[Begin]

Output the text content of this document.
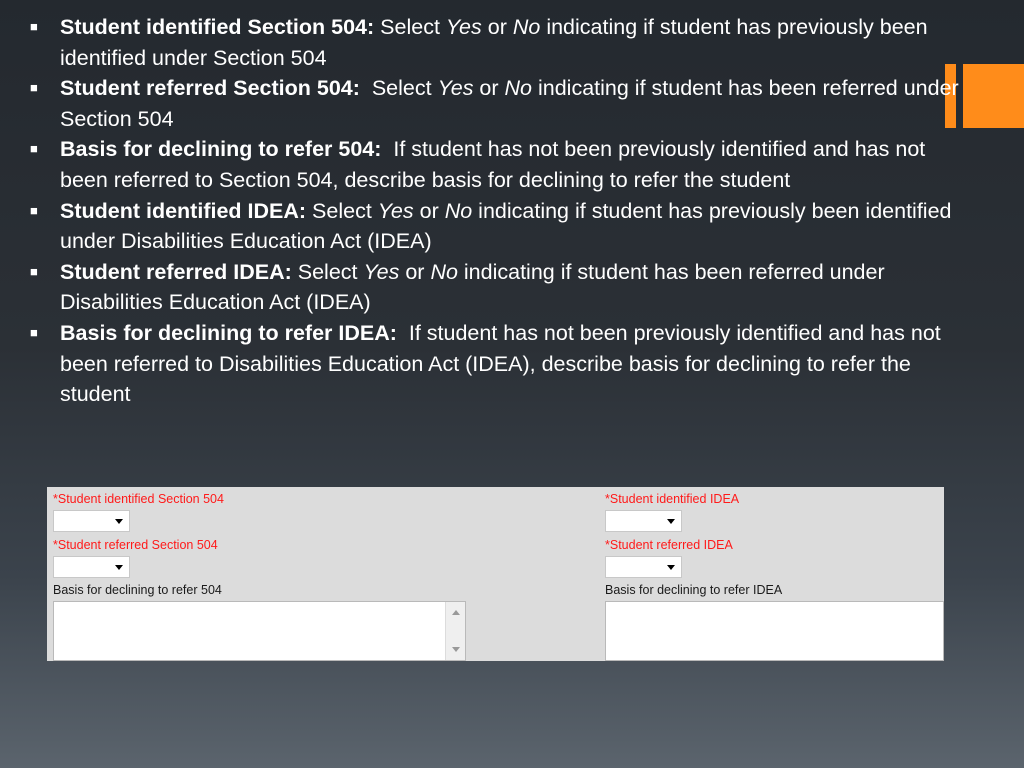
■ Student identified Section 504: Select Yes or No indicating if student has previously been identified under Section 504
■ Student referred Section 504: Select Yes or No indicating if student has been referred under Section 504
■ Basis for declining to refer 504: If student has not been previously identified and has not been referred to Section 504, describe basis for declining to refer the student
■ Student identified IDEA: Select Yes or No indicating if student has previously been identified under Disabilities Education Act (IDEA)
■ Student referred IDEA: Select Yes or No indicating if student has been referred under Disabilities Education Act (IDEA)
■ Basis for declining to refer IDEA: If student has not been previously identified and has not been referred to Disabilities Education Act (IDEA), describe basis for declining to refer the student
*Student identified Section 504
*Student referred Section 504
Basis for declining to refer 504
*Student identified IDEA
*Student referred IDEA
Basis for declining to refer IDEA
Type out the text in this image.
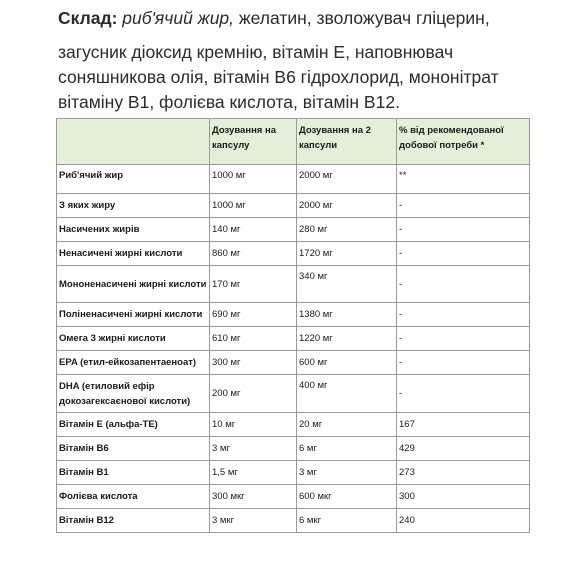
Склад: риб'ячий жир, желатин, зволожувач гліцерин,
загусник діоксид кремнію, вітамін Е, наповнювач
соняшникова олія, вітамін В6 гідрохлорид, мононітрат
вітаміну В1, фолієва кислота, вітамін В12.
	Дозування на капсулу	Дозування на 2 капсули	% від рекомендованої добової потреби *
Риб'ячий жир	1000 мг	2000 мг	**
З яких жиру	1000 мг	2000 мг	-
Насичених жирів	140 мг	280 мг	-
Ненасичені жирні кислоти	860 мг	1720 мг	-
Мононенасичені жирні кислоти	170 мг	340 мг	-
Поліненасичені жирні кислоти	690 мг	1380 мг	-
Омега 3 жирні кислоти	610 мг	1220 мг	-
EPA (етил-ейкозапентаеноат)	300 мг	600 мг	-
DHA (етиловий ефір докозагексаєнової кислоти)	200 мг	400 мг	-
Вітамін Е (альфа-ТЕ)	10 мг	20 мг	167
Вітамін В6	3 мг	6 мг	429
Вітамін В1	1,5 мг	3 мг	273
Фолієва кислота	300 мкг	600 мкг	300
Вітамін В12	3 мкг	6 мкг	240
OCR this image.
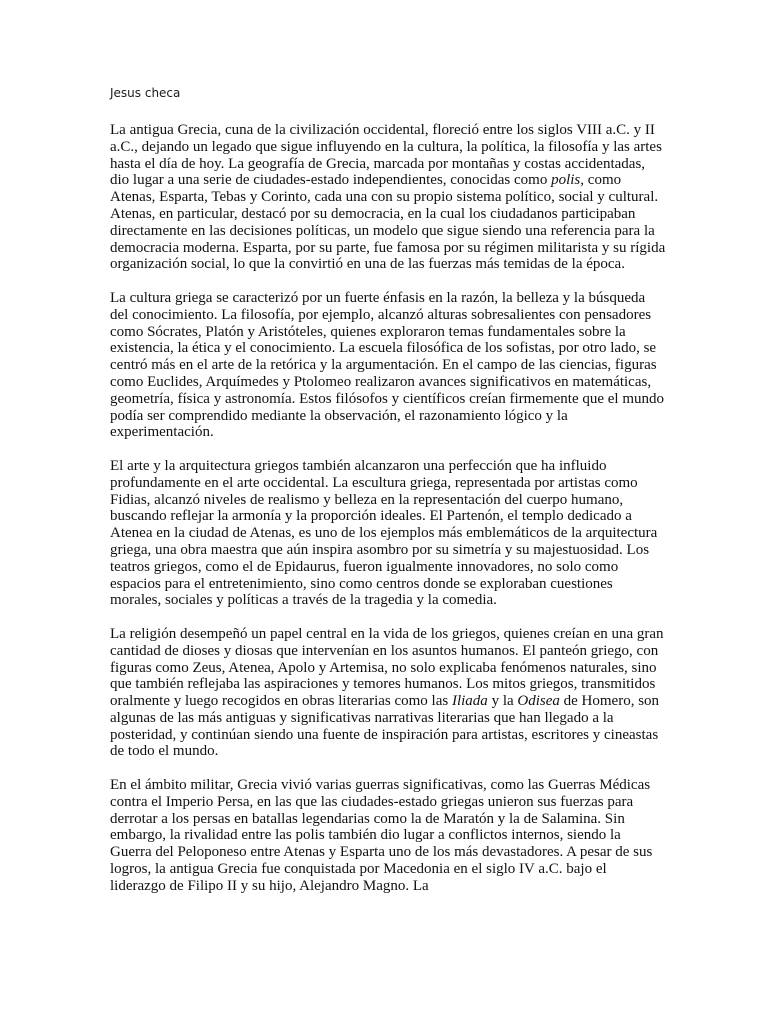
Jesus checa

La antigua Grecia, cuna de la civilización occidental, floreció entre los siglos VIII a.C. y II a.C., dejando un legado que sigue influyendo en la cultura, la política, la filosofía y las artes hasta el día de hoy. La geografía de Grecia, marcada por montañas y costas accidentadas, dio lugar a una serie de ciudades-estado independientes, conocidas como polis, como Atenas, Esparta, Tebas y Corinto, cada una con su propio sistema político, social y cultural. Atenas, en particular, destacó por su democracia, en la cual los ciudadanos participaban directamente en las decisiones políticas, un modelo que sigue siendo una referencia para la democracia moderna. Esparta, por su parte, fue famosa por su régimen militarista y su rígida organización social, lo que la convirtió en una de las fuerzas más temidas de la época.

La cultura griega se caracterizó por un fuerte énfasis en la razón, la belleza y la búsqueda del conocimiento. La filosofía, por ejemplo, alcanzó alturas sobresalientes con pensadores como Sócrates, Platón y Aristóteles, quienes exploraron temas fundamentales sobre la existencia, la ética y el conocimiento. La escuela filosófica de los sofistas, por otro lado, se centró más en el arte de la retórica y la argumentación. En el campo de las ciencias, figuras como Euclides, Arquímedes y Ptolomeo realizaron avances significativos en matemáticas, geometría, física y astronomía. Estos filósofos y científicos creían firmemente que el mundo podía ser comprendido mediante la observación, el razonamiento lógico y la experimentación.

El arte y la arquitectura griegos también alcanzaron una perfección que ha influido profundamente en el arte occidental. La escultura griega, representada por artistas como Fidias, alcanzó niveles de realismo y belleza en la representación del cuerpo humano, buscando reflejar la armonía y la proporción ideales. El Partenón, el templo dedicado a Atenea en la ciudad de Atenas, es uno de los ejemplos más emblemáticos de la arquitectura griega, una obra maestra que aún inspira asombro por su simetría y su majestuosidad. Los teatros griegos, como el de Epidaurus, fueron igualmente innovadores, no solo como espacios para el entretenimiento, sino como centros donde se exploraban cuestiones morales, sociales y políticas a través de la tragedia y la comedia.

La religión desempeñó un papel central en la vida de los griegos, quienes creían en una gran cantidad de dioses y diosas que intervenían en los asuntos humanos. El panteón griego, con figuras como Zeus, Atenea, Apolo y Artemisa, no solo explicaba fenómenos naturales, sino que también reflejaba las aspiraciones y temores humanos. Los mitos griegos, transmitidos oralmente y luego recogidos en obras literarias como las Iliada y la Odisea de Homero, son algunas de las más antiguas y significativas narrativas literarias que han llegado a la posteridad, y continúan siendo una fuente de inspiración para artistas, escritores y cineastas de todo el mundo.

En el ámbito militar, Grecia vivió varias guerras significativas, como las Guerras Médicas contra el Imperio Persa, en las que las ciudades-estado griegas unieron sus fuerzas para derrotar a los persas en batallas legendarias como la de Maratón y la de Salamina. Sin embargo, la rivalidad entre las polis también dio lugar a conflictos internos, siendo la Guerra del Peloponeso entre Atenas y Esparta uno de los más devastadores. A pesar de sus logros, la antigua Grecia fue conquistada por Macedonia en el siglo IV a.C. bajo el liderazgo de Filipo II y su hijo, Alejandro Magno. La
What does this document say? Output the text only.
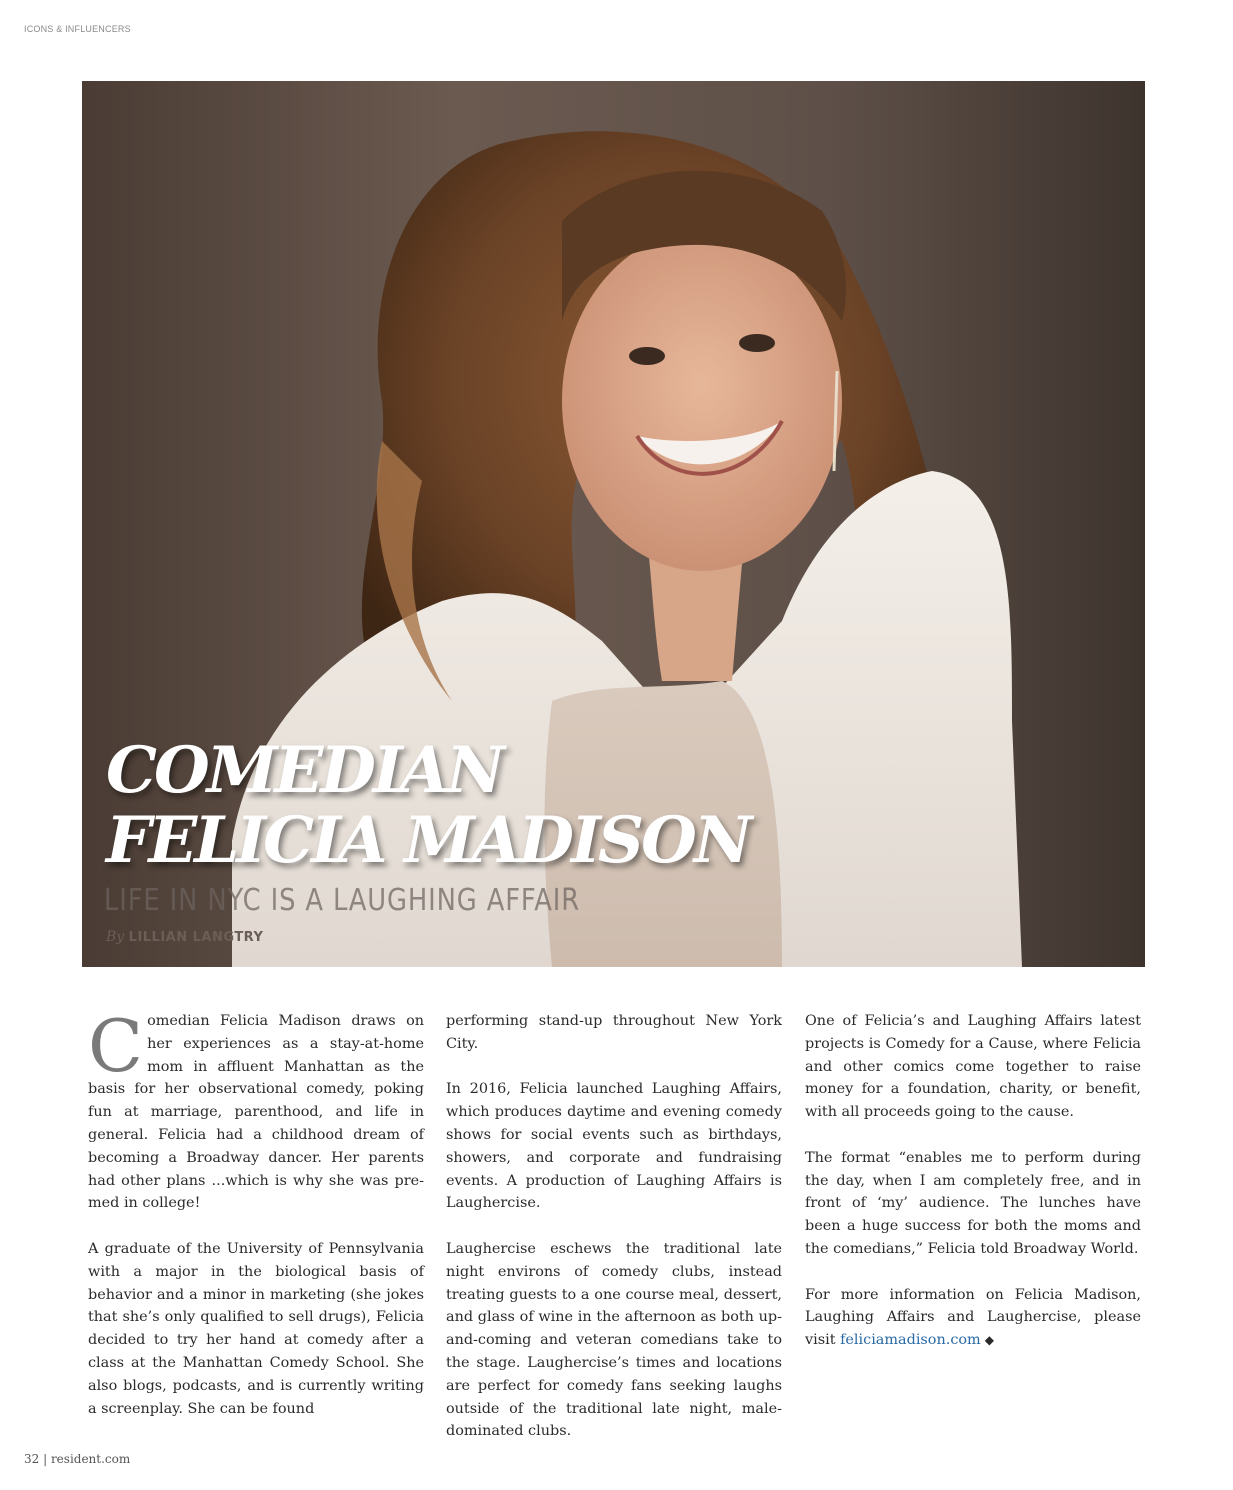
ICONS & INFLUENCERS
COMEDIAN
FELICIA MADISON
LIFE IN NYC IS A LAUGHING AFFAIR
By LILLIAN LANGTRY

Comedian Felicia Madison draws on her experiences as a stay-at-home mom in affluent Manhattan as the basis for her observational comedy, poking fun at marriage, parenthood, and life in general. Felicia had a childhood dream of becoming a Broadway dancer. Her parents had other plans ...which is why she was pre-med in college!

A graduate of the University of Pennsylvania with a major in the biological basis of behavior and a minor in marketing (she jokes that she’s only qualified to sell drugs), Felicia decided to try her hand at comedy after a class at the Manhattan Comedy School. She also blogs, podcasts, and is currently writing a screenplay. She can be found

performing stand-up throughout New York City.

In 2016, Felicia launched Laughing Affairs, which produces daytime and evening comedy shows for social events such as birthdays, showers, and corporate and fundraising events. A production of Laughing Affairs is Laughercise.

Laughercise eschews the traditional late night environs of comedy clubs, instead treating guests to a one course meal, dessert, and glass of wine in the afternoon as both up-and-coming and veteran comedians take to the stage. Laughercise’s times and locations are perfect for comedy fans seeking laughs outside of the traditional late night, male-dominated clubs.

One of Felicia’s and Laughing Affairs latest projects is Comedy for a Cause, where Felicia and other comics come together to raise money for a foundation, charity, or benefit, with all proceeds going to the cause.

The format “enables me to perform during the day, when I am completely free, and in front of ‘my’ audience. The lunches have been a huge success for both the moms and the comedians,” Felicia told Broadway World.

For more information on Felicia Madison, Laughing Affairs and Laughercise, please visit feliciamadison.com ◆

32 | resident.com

[End]

_Exercise objective_
All the material shown above is to be copied exactly, with no pictures carried over.

_Solution for this exercise_
Output the text content of this document.
■ Student identified Section 504: Select Yes or No indicating if student has previously been identified under Section 504
■ Student referred Section 504: Select Yes or No indicating if student has been referred under Section 504
■ Basis for declining to refer 504: If student has not been previously identified and has not been referred to Section 504, describe basis for declining to refer the student
■ Student identified IDEA: Select Yes or No indicating if student has previously been identified under Disabilities Education Act (IDEA)
■ Student referred IDEA: Select Yes or No indicating if student has been referred under Disabilities Education Act (IDEA)
■ Basis for declining to refer IDEA: If student has not been previously identified and has not been referred to Disabilities Education Act (IDEA), describe basis for declining to refer the student
*Student identified Section 504
*Student referred Section 504
Basis for declining to refer 504
*Student identified IDEA
*Student referred IDEA
Basis for declining to refer IDEA
Type out the text in this image.
Склад: риб'ячий жир, желатин, зволожувач гліцерин,
загусник діоксид кремнію, вітамін Е, наповнювач
соняшникова олія, вітамін В6 гідрохлорид, мононітрат
вітаміну В1, фолієва кислота, вітамін В12.
	Дозування на капсулу	Дозування на 2 капсули	% від рекомендованої добової потреби *
Риб'ячий жир	1000 мг	2000 мг	**
З яких жиру	1000 мг	2000 мг	-
Насичених жирів	140 мг	280 мг	-
Ненасичені жирні кислоти	860 мг	1720 мг	-
Мононенасичені жирні кислоти	170 мг	340 мг	-
Поліненасичені жирні кислоти	690 мг	1380 мг	-
Омега 3 жирні кислоти	610 мг	1220 мг	-
EPA (етил-ейкозапентаеноат)	300 мг	600 мг	-
DHA (етиловий ефір докозагексаєнової кислоти)	200 мг	400 мг	-
Вітамін Е (альфа-ТЕ)	10 мг	20 мг	167
Вітамін В6	3 мг	6 мг	429
Вітамін В1	1,5 мг	3 мг	273
Фолієва кислота	300 мкг	600 мкг	300
Вітамін В12	3 мкг	6 мкг	240
OCR this image.
Jesus checa

La antigua Grecia, cuna de la civilización occidental, floreció entre los siglos VIII a.C. y II a.C., dejando un legado que sigue influyendo en la cultura, la política, la filosofía y las artes hasta el día de hoy. La geografía de Grecia, marcada por montañas y costas accidentadas, dio lugar a una serie de ciudades-estado independientes, conocidas como polis, como Atenas, Esparta, Tebas y Corinto, cada una con su propio sistema político, social y cultural. Atenas, en particular, destacó por su democracia, en la cual los ciudadanos participaban directamente en las decisiones políticas, un modelo que sigue siendo una referencia para la democracia moderna. Esparta, por su parte, fue famosa por su régimen militarista y su rígida organización social, lo que la convirtió en una de las fuerzas más temidas de la época.

La cultura griega se caracterizó por un fuerte énfasis en la razón, la belleza y la búsqueda del conocimiento. La filosofía, por ejemplo, alcanzó alturas sobresalientes con pensadores como Sócrates, Platón y Aristóteles, quienes exploraron temas fundamentales sobre la existencia, la ética y el conocimiento. La escuela filosófica de los sofistas, por otro lado, se centró más en el arte de la retórica y la argumentación. En el campo de las ciencias, figuras como Euclides, Arquímedes y Ptolomeo realizaron avances significativos en matemáticas, geometría, física y astronomía. Estos filósofos y científicos creían firmemente que el mundo podía ser comprendido mediante la observación, el razonamiento lógico y la experimentación.

El arte y la arquitectura griegos también alcanzaron una perfección que ha influido profundamente en el arte occidental. La escultura griega, representada por artistas como Fidias, alcanzó niveles de realismo y belleza en la representación del cuerpo humano, buscando reflejar la armonía y la proporción ideales. El Partenón, el templo dedicado a Atenea en la ciudad de Atenas, es uno de los ejemplos más emblemáticos de la arquitectura griega, una obra maestra que aún inspira asombro por su simetría y su majestuosidad. Los teatros griegos, como el de Epidaurus, fueron igualmente innovadores, no solo como espacios para el entretenimiento, sino como centros donde se exploraban cuestiones morales, sociales y políticas a través de la tragedia y la comedia.

La religión desempeñó un papel central en la vida de los griegos, quienes creían en una gran cantidad de dioses y diosas que intervenían en los asuntos humanos. El panteón griego, con figuras como Zeus, Atenea, Apolo y Artemisa, no solo explicaba fenómenos naturales, sino que también reflejaba las aspiraciones y temores humanos. Los mitos griegos, transmitidos oralmente y luego recogidos en obras literarias como las Iliada y la Odisea de Homero, son algunas de las más antiguas y significativas narrativas literarias que han llegado a la posteridad, y continúan siendo una fuente de inspiración para artistas, escritores y cineastas de todo el mundo.

En el ámbito militar, Grecia vivió varias guerras significativas, como las Guerras Médicas contra el Imperio Persa, en las que las ciudades-estado griegas unieron sus fuerzas para derrotar a los persas en batallas legendarias como la de Maratón y la de Salamina. Sin embargo, la rivalidad entre las polis también dio lugar a conflictos internos, siendo la Guerra del Peloponeso entre Atenas y Esparta uno de los más devastadores. A pesar de sus logros, la antigua Grecia fue conquistada por Macedonia en el siglo IV a.C. bajo el liderazgo de Filipo II y su hijo, Alejandro Magno. La
What does this document say? Output the text only.
ICONS & INFLUENCERS
COMEDIAN
FELICIA MADISON
LIFE IN NYC IS A LAUGHING AFFAIR
By LILLIAN LANGTRY

Comedian Felicia Madison draws on her experiences as a stay-at-home mom in affluent Manhattan as the basis for her observational comedy, poking fun at marriage, parenthood, and life in general. Felicia had a childhood dream of becoming a Broadway dancer. Her parents had other plans ...which is why she was pre-med in college!

A graduate of the University of Pennsylvania with a major in the biological basis of behavior and a minor in marketing (she jokes that she’s only qualified to sell drugs), Felicia decided to try her hand at comedy after a class at the Manhattan Comedy School. She also blogs, podcasts, and is currently writing a screenplay. She can be found

performing stand-up throughout New York City.

In 2016, Felicia launched Laughing Affairs, which produces daytime and evening comedy shows for social events such as birthdays, showers, and corporate and fundraising events. A production of Laughing Affairs is Laughercise.

Laughercise eschews the traditional late night environs of comedy clubs, instead treating guests to a one course meal, dessert, and glass of wine in the afternoon as both up-and-coming and veteran comedians take to the stage. Laughercise’s times and locations are perfect for comedy fans seeking laughs outside of the traditional late night, male-dominated clubs.

One of Felicia’s and Laughing Affairs latest projects is Comedy for a Cause, where Felicia and other comics come together to raise money for a foundation, charity, or benefit, with all proceeds going to the cause.

The format “enables me to perform during the day, when I am completely free, and in front of ‘my’ audience. The lunches have been a huge success for both the moms and the comedians,” Felicia told Broadway World.

For more information on Felicia Madison, Laughing Affairs and Laughercise, please visit feliciamadison.com ◆

32 | resident.com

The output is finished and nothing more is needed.